***** Data in this exercise *****

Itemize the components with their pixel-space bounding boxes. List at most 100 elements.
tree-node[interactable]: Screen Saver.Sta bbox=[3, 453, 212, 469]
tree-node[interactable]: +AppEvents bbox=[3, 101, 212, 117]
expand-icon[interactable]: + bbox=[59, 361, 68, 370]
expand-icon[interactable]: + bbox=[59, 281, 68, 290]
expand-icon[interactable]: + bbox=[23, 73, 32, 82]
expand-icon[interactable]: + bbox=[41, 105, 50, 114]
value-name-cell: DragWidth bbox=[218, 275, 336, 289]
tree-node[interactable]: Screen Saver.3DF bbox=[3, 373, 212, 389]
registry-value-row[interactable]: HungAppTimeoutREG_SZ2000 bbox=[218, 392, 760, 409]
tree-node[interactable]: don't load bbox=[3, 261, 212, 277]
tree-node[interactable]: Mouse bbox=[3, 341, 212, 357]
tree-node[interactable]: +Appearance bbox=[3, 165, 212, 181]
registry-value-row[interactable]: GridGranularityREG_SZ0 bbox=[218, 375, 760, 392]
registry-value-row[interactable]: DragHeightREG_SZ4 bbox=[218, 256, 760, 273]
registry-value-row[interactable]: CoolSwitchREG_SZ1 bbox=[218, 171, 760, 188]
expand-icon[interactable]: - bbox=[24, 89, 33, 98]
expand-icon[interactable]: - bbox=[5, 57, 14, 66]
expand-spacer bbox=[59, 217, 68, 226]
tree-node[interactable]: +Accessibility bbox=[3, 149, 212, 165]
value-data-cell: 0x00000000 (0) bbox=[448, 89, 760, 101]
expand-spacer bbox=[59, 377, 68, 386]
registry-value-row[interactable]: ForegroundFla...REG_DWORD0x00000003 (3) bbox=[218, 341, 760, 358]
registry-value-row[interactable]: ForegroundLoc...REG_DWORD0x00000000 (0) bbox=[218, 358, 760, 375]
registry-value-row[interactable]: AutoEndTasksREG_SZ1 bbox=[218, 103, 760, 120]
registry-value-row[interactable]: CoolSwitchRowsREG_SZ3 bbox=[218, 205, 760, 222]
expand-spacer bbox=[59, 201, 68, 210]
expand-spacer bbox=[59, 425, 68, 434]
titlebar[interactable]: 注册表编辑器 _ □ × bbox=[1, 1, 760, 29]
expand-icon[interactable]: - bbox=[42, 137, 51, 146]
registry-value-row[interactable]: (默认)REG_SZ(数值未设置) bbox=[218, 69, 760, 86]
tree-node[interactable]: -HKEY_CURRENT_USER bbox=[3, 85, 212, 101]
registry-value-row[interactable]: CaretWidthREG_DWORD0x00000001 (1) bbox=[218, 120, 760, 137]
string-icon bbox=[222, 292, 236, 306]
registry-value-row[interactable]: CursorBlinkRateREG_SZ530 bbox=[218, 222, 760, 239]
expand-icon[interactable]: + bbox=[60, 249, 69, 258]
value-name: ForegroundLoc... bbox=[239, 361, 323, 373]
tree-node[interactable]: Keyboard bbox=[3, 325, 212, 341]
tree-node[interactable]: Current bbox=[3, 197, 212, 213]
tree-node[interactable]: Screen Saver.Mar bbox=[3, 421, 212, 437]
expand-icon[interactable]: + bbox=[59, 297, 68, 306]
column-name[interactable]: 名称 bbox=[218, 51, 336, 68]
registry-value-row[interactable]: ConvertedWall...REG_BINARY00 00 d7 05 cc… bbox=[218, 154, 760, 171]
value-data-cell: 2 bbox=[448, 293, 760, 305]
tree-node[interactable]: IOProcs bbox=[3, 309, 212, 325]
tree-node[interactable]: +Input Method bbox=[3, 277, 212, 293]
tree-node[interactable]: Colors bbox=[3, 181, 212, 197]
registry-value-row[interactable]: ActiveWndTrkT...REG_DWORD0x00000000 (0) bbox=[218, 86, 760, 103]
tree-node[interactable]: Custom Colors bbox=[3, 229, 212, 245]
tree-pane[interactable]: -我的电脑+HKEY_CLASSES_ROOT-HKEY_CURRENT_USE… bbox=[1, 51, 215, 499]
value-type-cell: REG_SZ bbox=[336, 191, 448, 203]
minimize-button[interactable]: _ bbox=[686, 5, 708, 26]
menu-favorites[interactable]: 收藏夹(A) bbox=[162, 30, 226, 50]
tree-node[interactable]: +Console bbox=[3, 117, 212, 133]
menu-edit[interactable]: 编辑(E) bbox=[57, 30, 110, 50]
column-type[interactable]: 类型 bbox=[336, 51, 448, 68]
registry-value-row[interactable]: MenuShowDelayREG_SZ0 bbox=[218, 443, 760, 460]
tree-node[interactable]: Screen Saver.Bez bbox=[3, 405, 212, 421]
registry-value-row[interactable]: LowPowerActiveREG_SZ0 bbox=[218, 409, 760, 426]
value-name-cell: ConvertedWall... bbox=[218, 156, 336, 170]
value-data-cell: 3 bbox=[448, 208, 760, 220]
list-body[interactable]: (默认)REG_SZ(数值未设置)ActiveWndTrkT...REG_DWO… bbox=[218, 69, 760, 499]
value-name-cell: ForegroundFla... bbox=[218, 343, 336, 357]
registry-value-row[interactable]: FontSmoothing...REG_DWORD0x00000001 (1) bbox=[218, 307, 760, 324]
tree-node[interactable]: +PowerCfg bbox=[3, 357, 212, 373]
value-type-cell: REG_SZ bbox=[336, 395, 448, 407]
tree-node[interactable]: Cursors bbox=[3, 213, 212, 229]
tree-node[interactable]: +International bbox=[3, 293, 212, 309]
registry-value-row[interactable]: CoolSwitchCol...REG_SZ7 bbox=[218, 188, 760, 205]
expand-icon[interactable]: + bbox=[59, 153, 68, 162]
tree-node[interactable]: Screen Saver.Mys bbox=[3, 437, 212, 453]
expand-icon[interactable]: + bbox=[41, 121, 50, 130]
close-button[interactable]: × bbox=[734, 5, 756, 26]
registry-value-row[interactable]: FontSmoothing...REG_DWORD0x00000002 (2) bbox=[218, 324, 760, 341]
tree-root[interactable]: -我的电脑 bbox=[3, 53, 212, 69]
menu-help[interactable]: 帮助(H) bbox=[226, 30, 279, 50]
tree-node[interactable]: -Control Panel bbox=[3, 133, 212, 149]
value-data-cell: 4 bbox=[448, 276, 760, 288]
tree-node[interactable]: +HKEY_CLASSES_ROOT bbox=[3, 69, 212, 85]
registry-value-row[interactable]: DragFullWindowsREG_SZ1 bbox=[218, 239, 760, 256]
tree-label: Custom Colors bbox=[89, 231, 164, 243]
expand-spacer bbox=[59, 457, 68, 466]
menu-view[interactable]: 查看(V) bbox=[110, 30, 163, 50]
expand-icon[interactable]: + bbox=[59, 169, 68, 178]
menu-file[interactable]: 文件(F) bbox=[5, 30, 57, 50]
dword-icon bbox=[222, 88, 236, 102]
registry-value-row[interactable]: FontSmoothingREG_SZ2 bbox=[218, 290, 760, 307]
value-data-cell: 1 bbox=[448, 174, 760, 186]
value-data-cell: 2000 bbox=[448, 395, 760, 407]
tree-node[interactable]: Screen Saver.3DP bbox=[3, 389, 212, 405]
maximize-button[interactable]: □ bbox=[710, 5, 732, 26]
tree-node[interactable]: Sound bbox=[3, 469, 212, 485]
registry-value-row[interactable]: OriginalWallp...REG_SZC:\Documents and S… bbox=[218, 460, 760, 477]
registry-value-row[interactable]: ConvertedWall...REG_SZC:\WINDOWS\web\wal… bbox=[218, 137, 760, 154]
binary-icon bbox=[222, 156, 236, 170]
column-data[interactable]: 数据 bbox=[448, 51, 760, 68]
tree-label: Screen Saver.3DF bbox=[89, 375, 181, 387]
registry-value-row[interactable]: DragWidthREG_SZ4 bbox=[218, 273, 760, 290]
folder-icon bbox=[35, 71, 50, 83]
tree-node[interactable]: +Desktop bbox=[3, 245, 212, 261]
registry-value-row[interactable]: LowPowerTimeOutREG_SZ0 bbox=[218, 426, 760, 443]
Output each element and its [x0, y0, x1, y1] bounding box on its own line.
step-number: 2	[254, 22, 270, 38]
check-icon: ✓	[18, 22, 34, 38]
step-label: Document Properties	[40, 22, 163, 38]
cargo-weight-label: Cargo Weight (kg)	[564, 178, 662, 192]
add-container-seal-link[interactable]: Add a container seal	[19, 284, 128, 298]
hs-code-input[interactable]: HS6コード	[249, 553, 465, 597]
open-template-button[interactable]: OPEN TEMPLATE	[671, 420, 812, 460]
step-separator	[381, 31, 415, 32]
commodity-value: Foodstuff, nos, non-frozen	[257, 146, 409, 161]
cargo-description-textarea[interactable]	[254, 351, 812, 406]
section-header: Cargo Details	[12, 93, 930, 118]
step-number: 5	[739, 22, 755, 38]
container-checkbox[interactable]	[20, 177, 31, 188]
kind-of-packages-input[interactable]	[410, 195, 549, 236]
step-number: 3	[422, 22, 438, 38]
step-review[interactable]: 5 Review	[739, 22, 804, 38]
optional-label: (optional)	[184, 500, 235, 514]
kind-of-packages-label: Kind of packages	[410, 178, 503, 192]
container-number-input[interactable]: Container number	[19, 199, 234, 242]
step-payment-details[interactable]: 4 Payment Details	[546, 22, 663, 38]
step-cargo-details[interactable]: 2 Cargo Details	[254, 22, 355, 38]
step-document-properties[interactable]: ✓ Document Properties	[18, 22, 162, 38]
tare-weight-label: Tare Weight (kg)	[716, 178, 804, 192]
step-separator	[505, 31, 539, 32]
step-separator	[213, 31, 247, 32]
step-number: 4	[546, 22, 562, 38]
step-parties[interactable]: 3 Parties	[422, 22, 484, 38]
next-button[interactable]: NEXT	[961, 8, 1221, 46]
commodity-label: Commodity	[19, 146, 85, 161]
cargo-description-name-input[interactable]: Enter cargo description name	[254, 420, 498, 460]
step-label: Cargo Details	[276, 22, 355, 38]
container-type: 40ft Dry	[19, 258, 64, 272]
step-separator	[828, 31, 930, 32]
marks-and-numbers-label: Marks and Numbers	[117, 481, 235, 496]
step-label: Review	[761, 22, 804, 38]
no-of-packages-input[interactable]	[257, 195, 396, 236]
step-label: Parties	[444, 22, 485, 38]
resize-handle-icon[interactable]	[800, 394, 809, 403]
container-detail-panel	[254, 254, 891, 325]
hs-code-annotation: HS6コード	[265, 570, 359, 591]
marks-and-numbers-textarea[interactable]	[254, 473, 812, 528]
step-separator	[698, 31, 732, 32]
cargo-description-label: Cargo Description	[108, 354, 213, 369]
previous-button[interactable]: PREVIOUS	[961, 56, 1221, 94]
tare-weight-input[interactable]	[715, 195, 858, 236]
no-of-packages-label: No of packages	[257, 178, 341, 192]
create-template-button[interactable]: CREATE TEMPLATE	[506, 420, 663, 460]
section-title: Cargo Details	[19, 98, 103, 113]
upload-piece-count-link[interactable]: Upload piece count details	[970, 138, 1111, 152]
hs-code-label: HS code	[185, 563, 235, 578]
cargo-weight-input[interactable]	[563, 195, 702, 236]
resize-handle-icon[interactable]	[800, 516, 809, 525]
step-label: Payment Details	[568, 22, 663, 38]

*****

* Aim of the exercise
Reproduce verbatim the entries from the beginning of the records through the line containing "expand-spacer bbox=[59, 217, 68, 226]", inclusive.

* Result
Itemize the components with their pixel-space bounding boxes. List at most 100 elements.
tree-node[interactable]: Screen Saver.Sta bbox=[3, 453, 212, 469]
tree-node[interactable]: +AppEvents bbox=[3, 101, 212, 117]
expand-icon[interactable]: + bbox=[59, 361, 68, 370]
expand-icon[interactable]: + bbox=[59, 281, 68, 290]
expand-icon[interactable]: + bbox=[23, 73, 32, 82]
expand-icon[interactable]: + bbox=[41, 105, 50, 114]
value-name-cell: DragWidth bbox=[218, 275, 336, 289]
tree-node[interactable]: Screen Saver.3DF bbox=[3, 373, 212, 389]
registry-value-row[interactable]: HungAppTimeoutREG_SZ2000 bbox=[218, 392, 760, 409]
tree-node[interactable]: don't load bbox=[3, 261, 212, 277]
tree-node[interactable]: Mouse bbox=[3, 341, 212, 357]
tree-node[interactable]: +Appearance bbox=[3, 165, 212, 181]
registry-value-row[interactable]: GridGranularityREG_SZ0 bbox=[218, 375, 760, 392]
registry-value-row[interactable]: DragHeightREG_SZ4 bbox=[218, 256, 760, 273]
registry-value-row[interactable]: CoolSwitchREG_SZ1 bbox=[218, 171, 760, 188]
expand-icon[interactable]: - bbox=[24, 89, 33, 98]
expand-icon[interactable]: - bbox=[5, 57, 14, 66]
expand-spacer bbox=[59, 217, 68, 226]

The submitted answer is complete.